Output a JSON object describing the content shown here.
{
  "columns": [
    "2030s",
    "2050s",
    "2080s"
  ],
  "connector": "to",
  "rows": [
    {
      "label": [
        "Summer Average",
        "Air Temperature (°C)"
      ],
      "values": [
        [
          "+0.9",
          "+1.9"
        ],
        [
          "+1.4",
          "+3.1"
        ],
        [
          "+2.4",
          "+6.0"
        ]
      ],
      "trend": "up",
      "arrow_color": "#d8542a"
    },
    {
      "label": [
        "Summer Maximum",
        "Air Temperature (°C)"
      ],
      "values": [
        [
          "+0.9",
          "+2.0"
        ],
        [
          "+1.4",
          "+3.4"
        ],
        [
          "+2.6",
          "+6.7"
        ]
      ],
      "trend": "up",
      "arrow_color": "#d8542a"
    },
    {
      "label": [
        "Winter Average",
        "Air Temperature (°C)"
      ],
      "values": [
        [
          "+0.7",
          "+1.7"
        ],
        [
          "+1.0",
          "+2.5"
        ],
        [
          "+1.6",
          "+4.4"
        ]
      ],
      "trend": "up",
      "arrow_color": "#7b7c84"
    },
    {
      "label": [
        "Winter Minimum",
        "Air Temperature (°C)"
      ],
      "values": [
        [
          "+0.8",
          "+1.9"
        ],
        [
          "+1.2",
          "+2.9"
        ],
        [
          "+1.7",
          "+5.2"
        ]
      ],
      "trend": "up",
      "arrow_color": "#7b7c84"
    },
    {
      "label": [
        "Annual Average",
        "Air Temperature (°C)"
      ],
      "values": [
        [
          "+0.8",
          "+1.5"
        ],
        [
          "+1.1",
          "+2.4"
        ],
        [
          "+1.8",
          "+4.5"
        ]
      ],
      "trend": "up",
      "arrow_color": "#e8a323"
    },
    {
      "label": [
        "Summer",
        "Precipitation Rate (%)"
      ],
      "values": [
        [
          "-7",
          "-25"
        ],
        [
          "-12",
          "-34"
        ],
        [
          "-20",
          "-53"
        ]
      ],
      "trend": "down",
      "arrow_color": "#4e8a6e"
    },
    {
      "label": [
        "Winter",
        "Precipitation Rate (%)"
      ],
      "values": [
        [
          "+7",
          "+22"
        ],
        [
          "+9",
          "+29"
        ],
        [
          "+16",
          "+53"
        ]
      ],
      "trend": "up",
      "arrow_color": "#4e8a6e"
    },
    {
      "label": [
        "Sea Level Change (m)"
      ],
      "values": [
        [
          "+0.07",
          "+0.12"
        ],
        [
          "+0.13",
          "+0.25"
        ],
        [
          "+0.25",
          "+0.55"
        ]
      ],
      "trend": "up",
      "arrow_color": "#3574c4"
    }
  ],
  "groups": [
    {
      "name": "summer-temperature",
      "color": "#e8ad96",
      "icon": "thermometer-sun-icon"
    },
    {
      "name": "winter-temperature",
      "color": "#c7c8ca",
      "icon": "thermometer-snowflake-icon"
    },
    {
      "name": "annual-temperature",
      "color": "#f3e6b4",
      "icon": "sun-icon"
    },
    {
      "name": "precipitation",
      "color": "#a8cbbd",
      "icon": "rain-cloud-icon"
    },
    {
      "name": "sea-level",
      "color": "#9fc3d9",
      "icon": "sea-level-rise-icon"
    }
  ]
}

__Written task__:
Hand back the material above in full, exactly as written.

__Result of the exercise__:
Output a JSON object describing the content shown here.
{
  "columns": [
    "2030s",
    "2050s",
    "2080s"
  ],
  "connector": "to",
  "rows": [
    {
      "label": [
        "Summer Average",
        "Air Temperature (°C)"
      ],
      "values": [
        [
          "+0.9",
          "+1.9"
        ],
        [
          "+1.4",
          "+3.1"
        ],
        [
          "+2.4",
          "+6.0"
        ]
      ],
      "trend": "up",
      "arrow_color": "#d8542a"
    },
    {
      "label": [
        "Summer Maximum",
        "Air Temperature (°C)"
      ],
      "values": [
        [
          "+0.9",
          "+2.0"
        ],
        [
          "+1.4",
          "+3.4"
        ],
        [
          "+2.6",
          "+6.7"
        ]
      ],
      "trend": "up",
      "arrow_color": "#d8542a"
    },
    {
      "label": [
        "Winter Average",
        "Air Temperature (°C)"
      ],
      "values": [
        [
          "+0.7",
          "+1.7"
        ],
        [
          "+1.0",
          "+2.5"
        ],
        [
          "+1.6",
          "+4.4"
        ]
      ],
      "trend": "up",
      "arrow_color": "#7b7c84"
    },
    {
      "label": [
        "Winter Minimum",
        "Air Temperature (°C)"
      ],
      "values": [
        [
          "+0.8",
          "+1.9"
        ],
        [
          "+1.2",
          "+2.9"
        ],
        [
          "+1.7",
          "+5.2"
        ]
      ],
      "trend": "up",
      "arrow_color": "#7b7c84"
    },
    {
      "label": [
        "Annual Average",
        "Air Temperature (°C)"
      ],
      "values": [
        [
          "+0.8",
          "+1.5"
        ],
        [
          "+1.1",
          "+2.4"
        ],
        [
          "+1.8",
          "+4.5"
        ]
      ],
      "trend": "up",
      "arrow_color": "#e8a323"
    },
    {
      "label": [
        "Summer",
        "Precipitation Rate (%)"
      ],
      "values": [
        [
          "-7",
          "-25"
        ],
        [
          "-12",
          "-34"
        ],
        [
          "-20",
          "-53"
        ]
      ],
      "trend": "down",
      "arrow_color": "#4e8a6e"
    },
    {
      "label": [
        "Winter",
        "Precipitation Rate (%)"
      ],
      "values": [
        [
          "+7",
          "+22"
        ],
        [
          "+9",
          "+29"
        ],
        [
          "+16",
          "+53"
        ]
      ],
      "trend": "up",
      "arrow_color": "#4e8a6e"
    },
    {
      "label": [
        "Sea Level Change (m)"
      ],
      "values": [
        [
          "+0.07",
          "+0.12"
        ],
        [
          "+0.13",
          "+0.25"
        ],
        [
          "+0.25",
          "+0.55"
        ]
      ],
      "trend": "up",
      "arrow_color": "#3574c4"
    }
  ],
  "groups": [
    {
      "name": "summer-temperature",
      "color": "#e8ad96",
      "icon": "thermometer-sun-icon"
    },
    {
      "name": "winter-temperature",
      "color": "#c7c8ca",
      "icon": "thermometer-snowflake-icon"
    },
    {
      "name": "annual-temperature",
      "color": "#f3e6b4",
      "icon": "sun-icon"
    },
    {
      "name": "precipitation",
      "color": "#a8cbbd",
      "icon": "rain-cloud-icon"
    },
    {
      "name": "sea-level",
      "color": "#9fc3d9",
      "icon": "sea-level-rise-icon"
    }
  ]
}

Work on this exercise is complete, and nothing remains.